▶ [RECORDS SHOWN]:
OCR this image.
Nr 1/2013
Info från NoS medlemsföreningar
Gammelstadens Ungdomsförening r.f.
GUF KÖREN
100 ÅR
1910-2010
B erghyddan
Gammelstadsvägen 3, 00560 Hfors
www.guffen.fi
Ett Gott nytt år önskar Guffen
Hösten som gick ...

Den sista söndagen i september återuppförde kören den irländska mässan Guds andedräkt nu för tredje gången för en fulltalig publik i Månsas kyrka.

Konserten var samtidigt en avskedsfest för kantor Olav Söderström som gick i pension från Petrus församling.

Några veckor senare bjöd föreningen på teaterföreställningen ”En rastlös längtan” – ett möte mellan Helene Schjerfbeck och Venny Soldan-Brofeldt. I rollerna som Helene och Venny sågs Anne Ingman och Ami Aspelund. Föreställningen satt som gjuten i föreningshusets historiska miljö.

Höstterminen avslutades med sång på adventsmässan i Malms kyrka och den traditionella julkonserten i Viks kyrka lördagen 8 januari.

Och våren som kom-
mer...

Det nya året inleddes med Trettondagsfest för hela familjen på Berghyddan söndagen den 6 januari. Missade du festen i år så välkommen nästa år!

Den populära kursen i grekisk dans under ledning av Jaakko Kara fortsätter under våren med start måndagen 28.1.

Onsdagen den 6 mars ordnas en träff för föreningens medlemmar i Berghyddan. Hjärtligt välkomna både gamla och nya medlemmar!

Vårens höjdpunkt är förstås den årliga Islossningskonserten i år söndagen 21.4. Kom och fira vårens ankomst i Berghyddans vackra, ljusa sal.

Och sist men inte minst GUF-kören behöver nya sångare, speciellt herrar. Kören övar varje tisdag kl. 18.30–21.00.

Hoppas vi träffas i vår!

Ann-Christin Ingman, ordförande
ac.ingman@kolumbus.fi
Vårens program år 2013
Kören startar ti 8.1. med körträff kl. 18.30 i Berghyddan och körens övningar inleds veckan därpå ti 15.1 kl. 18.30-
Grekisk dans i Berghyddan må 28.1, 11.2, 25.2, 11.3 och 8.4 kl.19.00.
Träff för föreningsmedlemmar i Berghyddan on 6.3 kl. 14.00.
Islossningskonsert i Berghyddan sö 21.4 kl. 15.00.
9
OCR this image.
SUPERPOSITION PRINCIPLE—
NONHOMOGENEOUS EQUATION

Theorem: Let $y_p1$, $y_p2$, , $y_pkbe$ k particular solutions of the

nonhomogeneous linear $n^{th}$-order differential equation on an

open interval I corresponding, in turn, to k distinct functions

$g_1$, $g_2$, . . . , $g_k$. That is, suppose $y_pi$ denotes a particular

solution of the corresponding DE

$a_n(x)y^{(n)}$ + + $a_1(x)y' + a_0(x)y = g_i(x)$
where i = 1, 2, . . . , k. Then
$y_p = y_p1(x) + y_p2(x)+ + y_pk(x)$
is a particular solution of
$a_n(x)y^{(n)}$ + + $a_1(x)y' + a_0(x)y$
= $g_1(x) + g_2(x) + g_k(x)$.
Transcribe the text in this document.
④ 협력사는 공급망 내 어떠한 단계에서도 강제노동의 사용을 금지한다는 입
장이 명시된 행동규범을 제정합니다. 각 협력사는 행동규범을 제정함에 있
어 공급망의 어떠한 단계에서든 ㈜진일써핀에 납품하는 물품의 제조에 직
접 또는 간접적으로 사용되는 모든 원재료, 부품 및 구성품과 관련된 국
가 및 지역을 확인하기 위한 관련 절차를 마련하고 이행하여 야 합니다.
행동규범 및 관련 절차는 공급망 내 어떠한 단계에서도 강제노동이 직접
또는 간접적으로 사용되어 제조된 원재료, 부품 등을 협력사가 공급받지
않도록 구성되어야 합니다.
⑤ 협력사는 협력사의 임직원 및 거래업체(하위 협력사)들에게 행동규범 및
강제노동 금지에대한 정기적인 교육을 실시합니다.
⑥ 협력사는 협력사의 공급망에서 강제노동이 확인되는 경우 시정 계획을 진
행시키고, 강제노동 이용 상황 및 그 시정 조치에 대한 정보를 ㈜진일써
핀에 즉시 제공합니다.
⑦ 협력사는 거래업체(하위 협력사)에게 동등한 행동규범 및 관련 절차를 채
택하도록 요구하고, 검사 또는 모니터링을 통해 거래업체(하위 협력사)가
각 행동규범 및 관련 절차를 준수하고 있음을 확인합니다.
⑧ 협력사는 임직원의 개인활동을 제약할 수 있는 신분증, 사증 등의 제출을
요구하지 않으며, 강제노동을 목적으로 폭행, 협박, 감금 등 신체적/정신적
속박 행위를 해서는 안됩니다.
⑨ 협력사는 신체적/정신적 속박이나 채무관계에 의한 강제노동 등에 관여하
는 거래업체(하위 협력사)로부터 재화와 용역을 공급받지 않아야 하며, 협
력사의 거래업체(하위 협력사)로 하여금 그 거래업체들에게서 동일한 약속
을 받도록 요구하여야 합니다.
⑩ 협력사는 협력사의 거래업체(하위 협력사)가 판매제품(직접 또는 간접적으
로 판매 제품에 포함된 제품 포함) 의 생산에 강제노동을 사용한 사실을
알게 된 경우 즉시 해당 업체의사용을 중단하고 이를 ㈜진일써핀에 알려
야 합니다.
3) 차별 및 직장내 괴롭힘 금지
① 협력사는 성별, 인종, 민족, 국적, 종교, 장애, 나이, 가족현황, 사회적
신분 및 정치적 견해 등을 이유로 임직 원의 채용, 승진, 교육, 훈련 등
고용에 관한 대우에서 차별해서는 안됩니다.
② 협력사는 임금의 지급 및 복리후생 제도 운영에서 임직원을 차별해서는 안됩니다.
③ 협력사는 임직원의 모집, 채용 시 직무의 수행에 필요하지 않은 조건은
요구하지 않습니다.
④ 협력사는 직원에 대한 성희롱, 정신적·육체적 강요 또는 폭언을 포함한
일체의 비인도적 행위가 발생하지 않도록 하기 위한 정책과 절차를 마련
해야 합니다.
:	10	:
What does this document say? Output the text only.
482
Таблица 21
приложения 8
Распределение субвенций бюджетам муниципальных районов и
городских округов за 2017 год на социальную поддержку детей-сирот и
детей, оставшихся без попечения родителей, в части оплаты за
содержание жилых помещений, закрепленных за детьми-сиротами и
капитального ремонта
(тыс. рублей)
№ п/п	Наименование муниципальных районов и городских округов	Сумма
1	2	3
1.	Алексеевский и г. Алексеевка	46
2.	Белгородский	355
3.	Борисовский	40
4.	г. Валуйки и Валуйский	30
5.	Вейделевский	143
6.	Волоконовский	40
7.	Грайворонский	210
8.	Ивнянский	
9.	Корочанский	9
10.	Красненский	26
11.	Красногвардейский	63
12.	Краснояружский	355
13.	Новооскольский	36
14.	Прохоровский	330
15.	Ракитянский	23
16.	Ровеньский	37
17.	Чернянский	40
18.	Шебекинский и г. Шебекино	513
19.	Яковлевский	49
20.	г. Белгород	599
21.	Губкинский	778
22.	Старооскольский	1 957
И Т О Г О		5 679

▶ [EXERCISE REQUIREMENTS]: Repeat back the data above, exact to the last character.

▶ [OUTPUT BELOW]:
OCR this image.
Nr 1/2013
Info från NoS medlemsföreningar
Gammelstadens Ungdomsförening r.f.
GUF KÖREN
100 ÅR
1910-2010
B erghyddan
Gammelstadsvägen 3, 00560 Hfors
www.guffen.fi
Ett Gott nytt år önskar Guffen
Hösten som gick ...

Den sista söndagen i september återuppförde kören den irländska mässan Guds andedräkt nu för tredje gången för en fulltalig publik i Månsas kyrka.

Konserten var samtidigt en avskedsfest för kantor Olav Söderström som gick i pension från Petrus församling.

Några veckor senare bjöd föreningen på teaterföreställningen ”En rastlös längtan” – ett möte mellan Helene Schjerfbeck och Venny Soldan-Brofeldt. I rollerna som Helene och Venny sågs Anne Ingman och Ami Aspelund. Föreställningen satt som gjuten i föreningshusets historiska miljö.

Höstterminen avslutades med sång på adventsmässan i Malms kyrka och den traditionella julkonserten i Viks kyrka lördagen 8 januari.

Och våren som kom-
mer...

Det nya året inleddes med Trettondagsfest för hela familjen på Berghyddan söndagen den 6 januari. Missade du festen i år så välkommen nästa år!

Den populära kursen i grekisk dans under ledning av Jaakko Kara fortsätter under våren med start måndagen 28.1.

Onsdagen den 6 mars ordnas en träff för föreningens medlemmar i Berghyddan. Hjärtligt välkomna både gamla och nya medlemmar!

Vårens höjdpunkt är förstås den årliga Islossningskonserten i år söndagen 21.4. Kom och fira vårens ankomst i Berghyddans vackra, ljusa sal.

Och sist men inte minst GUF-kören behöver nya sångare, speciellt herrar. Kören övar varje tisdag kl. 18.30–21.00.

Hoppas vi träffas i vår!

Ann-Christin Ingman, ordförande
ac.ingman@kolumbus.fi
Vårens program år 2013
Kören startar ti 8.1. med körträff kl. 18.30 i Berghyddan och körens övningar inleds veckan därpå ti 15.1 kl. 18.30-
Grekisk dans i Berghyddan må 28.1, 11.2, 25.2, 11.3 och 8.4 kl.19.00.
Träff för föreningsmedlemmar i Berghyddan on 6.3 kl. 14.00.
Islossningskonsert i Berghyddan sö 21.4 kl. 15.00.
9
OCR this image.
SUPERPOSITION PRINCIPLE—
NONHOMOGENEOUS EQUATION

Theorem: Let $y_p1$, $y_p2$, , $y_pkbe$ k particular solutions of the

nonhomogeneous linear $n^{th}$-order differential equation on an

open interval I corresponding, in turn, to k distinct functions

$g_1$, $g_2$, . . . , $g_k$. That is, suppose $y_pi$ denotes a particular

solution of the corresponding DE

$a_n(x)y^{(n)}$ + + $a_1(x)y' + a_0(x)y = g_i(x)$
where i = 1, 2, . . . , k. Then
$y_p = y_p1(x) + y_p2(x)+ + y_pk(x)$
is a particular solution of
$a_n(x)y^{(n)}$ + + $a_1(x)y' + a_0(x)y$
= $g_1(x) + g_2(x) + g_k(x)$.
Transcribe the text in this document.
④ 협력사는 공급망 내 어떠한 단계에서도 강제노동의 사용을 금지한다는 입
장이 명시된 행동규범을 제정합니다. 각 협력사는 행동규범을 제정함에 있
어 공급망의 어떠한 단계에서든 ㈜진일써핀에 납품하는 물품의 제조에 직
접 또는 간접적으로 사용되는 모든 원재료, 부품 및 구성품과 관련된 국
가 및 지역을 확인하기 위한 관련 절차를 마련하고 이행하여 야 합니다.
행동규범 및 관련 절차는 공급망 내 어떠한 단계에서도 강제노동이 직접
또는 간접적으로 사용되어 제조된 원재료, 부품 등을 협력사가 공급받지
않도록 구성되어야 합니다.
⑤ 협력사는 협력사의 임직원 및 거래업체(하위 협력사)들에게 행동규범 및
강제노동 금지에대한 정기적인 교육을 실시합니다.
⑥ 협력사는 협력사의 공급망에서 강제노동이 확인되는 경우 시정 계획을 진
행시키고, 강제노동 이용 상황 및 그 시정 조치에 대한 정보를 ㈜진일써
핀에 즉시 제공합니다.
⑦ 협력사는 거래업체(하위 협력사)에게 동등한 행동규범 및 관련 절차를 채
택하도록 요구하고, 검사 또는 모니터링을 통해 거래업체(하위 협력사)가
각 행동규범 및 관련 절차를 준수하고 있음을 확인합니다.
⑧ 협력사는 임직원의 개인활동을 제약할 수 있는 신분증, 사증 등의 제출을
요구하지 않으며, 강제노동을 목적으로 폭행, 협박, 감금 등 신체적/정신적
속박 행위를 해서는 안됩니다.
⑨ 협력사는 신체적/정신적 속박이나 채무관계에 의한 강제노동 등에 관여하
는 거래업체(하위 협력사)로부터 재화와 용역을 공급받지 않아야 하며, 협
력사의 거래업체(하위 협력사)로 하여금 그 거래업체들에게서 동일한 약속
을 받도록 요구하여야 합니다.
⑩ 협력사는 협력사의 거래업체(하위 협력사)가 판매제품(직접 또는 간접적으
로 판매 제품에 포함된 제품 포함) 의 생산에 강제노동을 사용한 사실을
알게 된 경우 즉시 해당 업체의사용을 중단하고 이를 ㈜진일써핀에 알려
야 합니다.
3) 차별 및 직장내 괴롭힘 금지
① 협력사는 성별, 인종, 민족, 국적, 종교, 장애, 나이, 가족현황, 사회적
신분 및 정치적 견해 등을 이유로 임직 원의 채용, 승진, 교육, 훈련 등
고용에 관한 대우에서 차별해서는 안됩니다.
② 협력사는 임금의 지급 및 복리후생 제도 운영에서 임직원을 차별해서는 안됩니다.
③ 협력사는 임직원의 모집, 채용 시 직무의 수행에 필요하지 않은 조건은
요구하지 않습니다.
④ 협력사는 직원에 대한 성희롱, 정신적·육체적 강요 또는 폭언을 포함한
일체의 비인도적 행위가 발생하지 않도록 하기 위한 정책과 절차를 마련
해야 합니다.
:	10	:
What does this document say? Output the text only.
482
Таблица 21
приложения 8
Распределение субвенций бюджетам муниципальных районов и
городских округов за 2017 год на социальную поддержку детей-сирот и
детей, оставшихся без попечения родителей, в части оплаты за
содержание жилых помещений, закрепленных за детьми-сиротами и
капитального ремонта
(тыс. рублей)
№ п/п	Наименование муниципальных районов и городских округов	Сумма
1	2	3
1.	Алексеевский и г. Алексеевка	46
2.	Белгородский	355
3.	Борисовский	40
4.	г. Валуйки и Валуйский	30
5.	Вейделевский	143
6.	Волоконовский	40
7.	Грайворонский	210
8.	Ивнянский	
9.	Корочанский	9
10.	Красненский	26
11.	Красногвардейский	63
12.	Краснояружский	355
13.	Новооскольский	36
14.	Прохоровский	330
15.	Ракитянский	23
16.	Ровеньский	37
17.	Чернянский	40
18.	Шебекинский и г. Шебекино	513
19.	Яковлевский	49
20.	г. Белгород	599
21.	Губкинский	778
22.	Старооскольский	1 957
И Т О Г О		5 679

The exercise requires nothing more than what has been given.